● TASK DIRECTIONS: Reproduce the data exactly and drop any pictures it holds.

● GIVEN DATA:
----

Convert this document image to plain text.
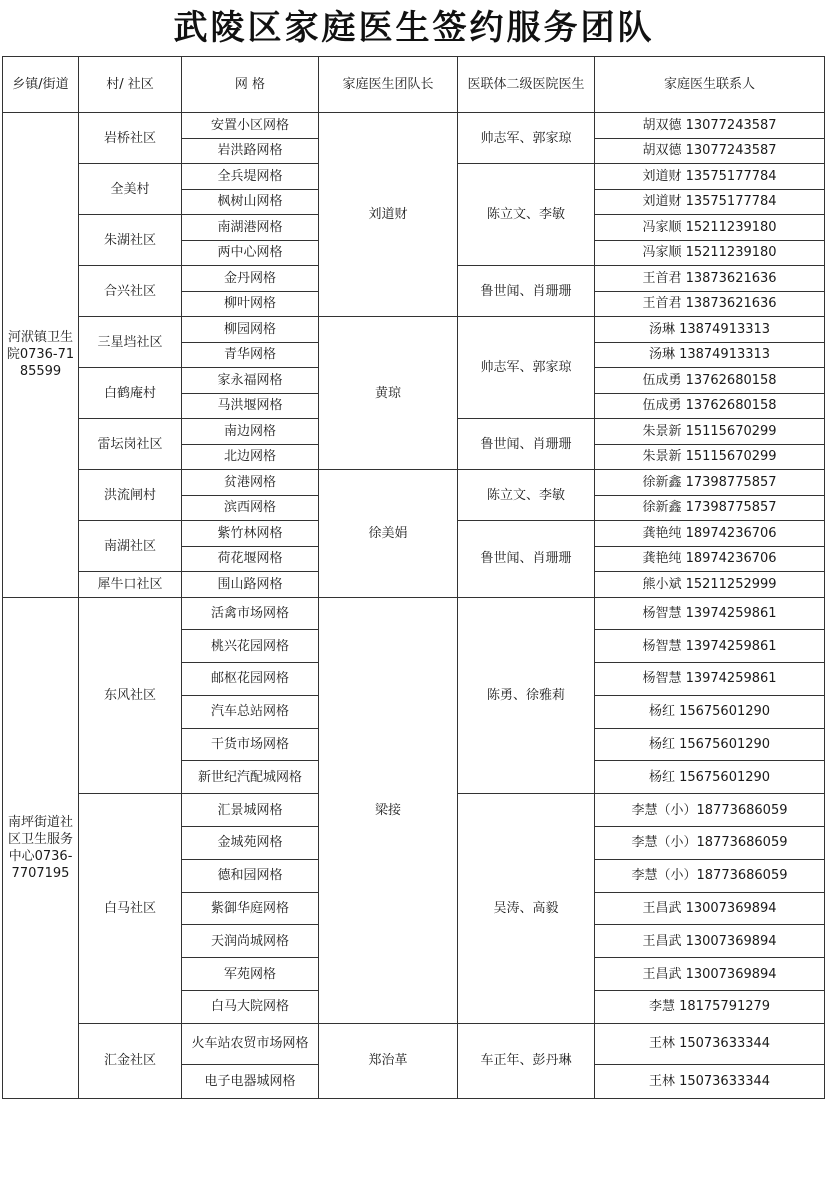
武陵区家庭医生签约服务团队
乡镇/街道	村/ 社区	网 格	家庭医生团队长	医联体二级医院医生	家庭医生联系人
河洑镇卫生院0736-7185599	岩桥社区	安置小区网格	刘道财	帅志军、郭家琼	胡双德 13077243587
		岩洪路网格			胡双德 13077243587
	全美村	全兵堤网格		陈立文、李敏	刘道财 13575177784
		枫树山网格			刘道财 13575177784
	朱湖社区	南湖港网格			冯家顺 15211239180
		两中心网格			冯家顺 15211239180
	合兴社区	金丹网格		鲁世闻、肖珊珊	王首君 13873621636
		柳叶网格			王首君 13873621636
	三星垱社区	柳园网格	黄琼	帅志军、郭家琼	汤琳 13874913313
		青华网格			汤琳 13874913313
	白鹤庵村	家永福网格			伍成勇 13762680158
		马洪堰网格			伍成勇 13762680158
	雷坛岗社区	南边网格		鲁世闻、肖珊珊	朱景新 15115670299
		北边网格			朱景新 15115670299
	洪流闸村	贫港网格	徐美娟	陈立文、李敏	徐新鑫 17398775857
		滨西网格			徐新鑫 17398775857
	南湖社区	紫竹林网格		鲁世闻、肖珊珊	龚艳纯 18974236706
		荷花堰网格			龚艳纯 18974236706
	犀牛口社区	围山路网格			熊小斌 15211252999
南坪街道社区卫生服务中心0736-7707195	东风社区	活禽市场网格	梁接	陈勇、徐雅莉	杨智慧 13974259861
		桃兴花园网格			杨智慧 13974259861
		邮枢花园网格			杨智慧 13974259861
		汽车总站网格			杨红 15675601290
		干货市场网格			杨红 15675601290
		新世纪汽配城网格			杨红 15675601290
	白马社区	汇景城网格		吴涛、高毅	李慧（小）18773686059
		金城苑网格			李慧（小）18773686059
		德和园网格			李慧（小）18773686059
		紫御华庭网格			王昌武 13007369894
		天润尚城网格			王昌武 13007369894
		军苑网格			王昌武 13007369894
		白马大院网格			李慧 18175791279
	汇金社区	火车站农贸市场网格	郑治革	车正年、彭丹琳	王林 15073633344
		电子电器城网格			王林 15073633344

----

● ANSWER TO THE EXERCISE:
Convert this document image to plain text.
武陵区家庭医生签约服务团队
乡镇/街道	村/ 社区	网 格	家庭医生团队长	医联体二级医院医生	家庭医生联系人
河洑镇卫生院0736-7185599	岩桥社区	安置小区网格	刘道财	帅志军、郭家琼	胡双德 13077243587
		岩洪路网格			胡双德 13077243587
	全美村	全兵堤网格		陈立文、李敏	刘道财 13575177784
		枫树山网格			刘道财 13575177784
	朱湖社区	南湖港网格			冯家顺 15211239180
		两中心网格			冯家顺 15211239180
	合兴社区	金丹网格		鲁世闻、肖珊珊	王首君 13873621636
		柳叶网格			王首君 13873621636
	三星垱社区	柳园网格	黄琼	帅志军、郭家琼	汤琳 13874913313
		青华网格			汤琳 13874913313
	白鹤庵村	家永福网格			伍成勇 13762680158
		马洪堰网格			伍成勇 13762680158
	雷坛岗社区	南边网格		鲁世闻、肖珊珊	朱景新 15115670299
		北边网格			朱景新 15115670299
	洪流闸村	贫港网格	徐美娟	陈立文、李敏	徐新鑫 17398775857
		滨西网格			徐新鑫 17398775857
	南湖社区	紫竹林网格		鲁世闻、肖珊珊	龚艳纯 18974236706
		荷花堰网格			龚艳纯 18974236706
	犀牛口社区	围山路网格			熊小斌 15211252999
南坪街道社区卫生服务中心0736-7707195	东风社区	活禽市场网格	梁接	陈勇、徐雅莉	杨智慧 13974259861
		桃兴花园网格			杨智慧 13974259861
		邮枢花园网格			杨智慧 13974259861
		汽车总站网格			杨红 15675601290
		干货市场网格			杨红 15675601290
		新世纪汽配城网格			杨红 15675601290
	白马社区	汇景城网格		吴涛、高毅	李慧（小）18773686059
		金城苑网格			李慧（小）18773686059
		德和园网格			李慧（小）18773686059
		紫御华庭网格			王昌武 13007369894
		天润尚城网格			王昌武 13007369894
		军苑网格			王昌武 13007369894
		白马大院网格			李慧 18175791279
	汇金社区	火车站农贸市场网格	郑治革	车正年、彭丹琳	王林 15073633344
		电子电器城网格			王林 15073633344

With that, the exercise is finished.